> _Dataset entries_
......

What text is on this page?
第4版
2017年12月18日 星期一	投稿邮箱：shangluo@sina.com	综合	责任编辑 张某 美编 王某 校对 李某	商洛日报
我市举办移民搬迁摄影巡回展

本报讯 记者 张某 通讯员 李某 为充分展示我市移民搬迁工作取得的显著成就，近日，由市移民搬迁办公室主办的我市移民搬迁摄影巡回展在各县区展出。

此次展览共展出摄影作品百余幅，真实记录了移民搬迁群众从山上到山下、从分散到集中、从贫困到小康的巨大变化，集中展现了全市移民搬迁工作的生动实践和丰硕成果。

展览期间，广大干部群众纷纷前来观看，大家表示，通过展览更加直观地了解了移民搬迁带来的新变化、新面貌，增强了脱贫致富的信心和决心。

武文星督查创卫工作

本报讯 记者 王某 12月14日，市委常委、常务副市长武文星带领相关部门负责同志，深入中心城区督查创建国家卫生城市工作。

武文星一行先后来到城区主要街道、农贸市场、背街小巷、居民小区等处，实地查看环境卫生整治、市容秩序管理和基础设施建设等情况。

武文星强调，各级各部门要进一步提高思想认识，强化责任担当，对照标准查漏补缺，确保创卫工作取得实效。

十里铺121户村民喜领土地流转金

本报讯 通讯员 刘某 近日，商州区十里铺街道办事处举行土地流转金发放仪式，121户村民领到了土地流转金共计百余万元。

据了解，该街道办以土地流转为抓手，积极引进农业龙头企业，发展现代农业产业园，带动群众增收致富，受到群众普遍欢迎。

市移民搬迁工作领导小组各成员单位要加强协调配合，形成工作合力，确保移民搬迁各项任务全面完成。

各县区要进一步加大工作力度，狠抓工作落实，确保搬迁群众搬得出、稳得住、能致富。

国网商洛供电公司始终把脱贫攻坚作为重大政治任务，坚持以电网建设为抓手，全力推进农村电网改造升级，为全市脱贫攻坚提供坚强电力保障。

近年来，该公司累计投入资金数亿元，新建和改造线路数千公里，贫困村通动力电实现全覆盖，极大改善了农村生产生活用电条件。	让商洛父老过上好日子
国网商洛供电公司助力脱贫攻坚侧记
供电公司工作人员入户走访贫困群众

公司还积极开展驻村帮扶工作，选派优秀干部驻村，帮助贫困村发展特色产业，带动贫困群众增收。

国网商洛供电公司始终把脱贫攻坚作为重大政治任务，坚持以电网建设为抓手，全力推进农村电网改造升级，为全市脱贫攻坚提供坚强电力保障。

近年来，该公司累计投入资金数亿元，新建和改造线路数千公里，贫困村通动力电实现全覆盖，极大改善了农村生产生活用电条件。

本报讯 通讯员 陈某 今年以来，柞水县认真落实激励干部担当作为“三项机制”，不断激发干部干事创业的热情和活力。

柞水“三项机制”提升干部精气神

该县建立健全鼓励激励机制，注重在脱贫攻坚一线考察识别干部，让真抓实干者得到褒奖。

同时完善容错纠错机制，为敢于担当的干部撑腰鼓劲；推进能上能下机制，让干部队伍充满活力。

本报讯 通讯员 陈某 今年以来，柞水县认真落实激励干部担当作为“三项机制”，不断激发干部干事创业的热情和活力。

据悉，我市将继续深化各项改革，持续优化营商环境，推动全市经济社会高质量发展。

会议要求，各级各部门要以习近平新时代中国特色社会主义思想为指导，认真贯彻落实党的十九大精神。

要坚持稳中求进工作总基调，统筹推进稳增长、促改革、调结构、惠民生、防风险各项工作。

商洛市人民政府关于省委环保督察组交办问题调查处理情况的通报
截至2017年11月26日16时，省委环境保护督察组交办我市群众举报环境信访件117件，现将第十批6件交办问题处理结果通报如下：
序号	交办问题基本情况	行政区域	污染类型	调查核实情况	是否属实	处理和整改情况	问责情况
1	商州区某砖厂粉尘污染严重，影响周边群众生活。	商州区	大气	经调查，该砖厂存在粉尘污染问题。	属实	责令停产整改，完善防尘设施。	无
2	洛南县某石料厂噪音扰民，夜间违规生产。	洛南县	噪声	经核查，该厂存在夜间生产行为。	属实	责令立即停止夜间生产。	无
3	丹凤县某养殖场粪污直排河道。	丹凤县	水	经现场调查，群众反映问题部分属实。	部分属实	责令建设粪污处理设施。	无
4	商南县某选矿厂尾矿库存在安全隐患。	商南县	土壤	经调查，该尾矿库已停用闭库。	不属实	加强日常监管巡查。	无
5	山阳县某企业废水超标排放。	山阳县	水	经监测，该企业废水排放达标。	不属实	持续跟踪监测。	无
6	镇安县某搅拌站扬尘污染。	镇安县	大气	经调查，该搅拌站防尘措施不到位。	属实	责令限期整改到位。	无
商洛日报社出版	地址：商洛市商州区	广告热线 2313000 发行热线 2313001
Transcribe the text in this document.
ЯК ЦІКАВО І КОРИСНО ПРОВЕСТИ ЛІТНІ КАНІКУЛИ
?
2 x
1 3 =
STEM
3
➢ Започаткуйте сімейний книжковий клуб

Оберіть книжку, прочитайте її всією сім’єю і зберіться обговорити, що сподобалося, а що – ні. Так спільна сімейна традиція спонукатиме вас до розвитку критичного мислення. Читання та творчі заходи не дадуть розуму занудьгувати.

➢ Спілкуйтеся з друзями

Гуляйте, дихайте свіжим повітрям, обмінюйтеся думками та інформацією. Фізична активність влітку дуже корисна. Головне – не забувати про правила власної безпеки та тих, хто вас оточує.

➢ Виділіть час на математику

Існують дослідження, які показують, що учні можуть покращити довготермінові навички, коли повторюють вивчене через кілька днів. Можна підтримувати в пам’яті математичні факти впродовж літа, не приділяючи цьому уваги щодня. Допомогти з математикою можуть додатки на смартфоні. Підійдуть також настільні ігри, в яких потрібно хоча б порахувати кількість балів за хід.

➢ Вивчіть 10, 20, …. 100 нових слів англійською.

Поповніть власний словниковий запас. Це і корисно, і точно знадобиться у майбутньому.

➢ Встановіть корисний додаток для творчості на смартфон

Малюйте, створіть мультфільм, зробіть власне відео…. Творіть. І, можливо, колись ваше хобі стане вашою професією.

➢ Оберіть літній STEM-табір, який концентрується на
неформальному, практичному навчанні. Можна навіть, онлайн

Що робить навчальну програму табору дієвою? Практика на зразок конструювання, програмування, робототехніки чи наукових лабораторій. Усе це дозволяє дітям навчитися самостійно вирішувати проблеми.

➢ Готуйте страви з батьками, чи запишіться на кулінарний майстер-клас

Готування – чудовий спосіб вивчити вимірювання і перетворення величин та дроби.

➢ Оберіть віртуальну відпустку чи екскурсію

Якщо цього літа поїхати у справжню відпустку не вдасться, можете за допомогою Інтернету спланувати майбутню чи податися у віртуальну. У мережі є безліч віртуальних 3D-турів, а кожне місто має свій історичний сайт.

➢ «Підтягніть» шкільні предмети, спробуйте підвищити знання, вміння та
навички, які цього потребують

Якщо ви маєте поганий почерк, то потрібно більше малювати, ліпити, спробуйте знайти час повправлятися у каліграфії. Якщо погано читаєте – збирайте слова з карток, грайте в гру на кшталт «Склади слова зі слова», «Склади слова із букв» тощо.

......

> _Task details_
Each line above that includes "STEM" should be shown.

> _Worked solution_
STEM
➢ Оберіть літній STEM-табір, який концентрується на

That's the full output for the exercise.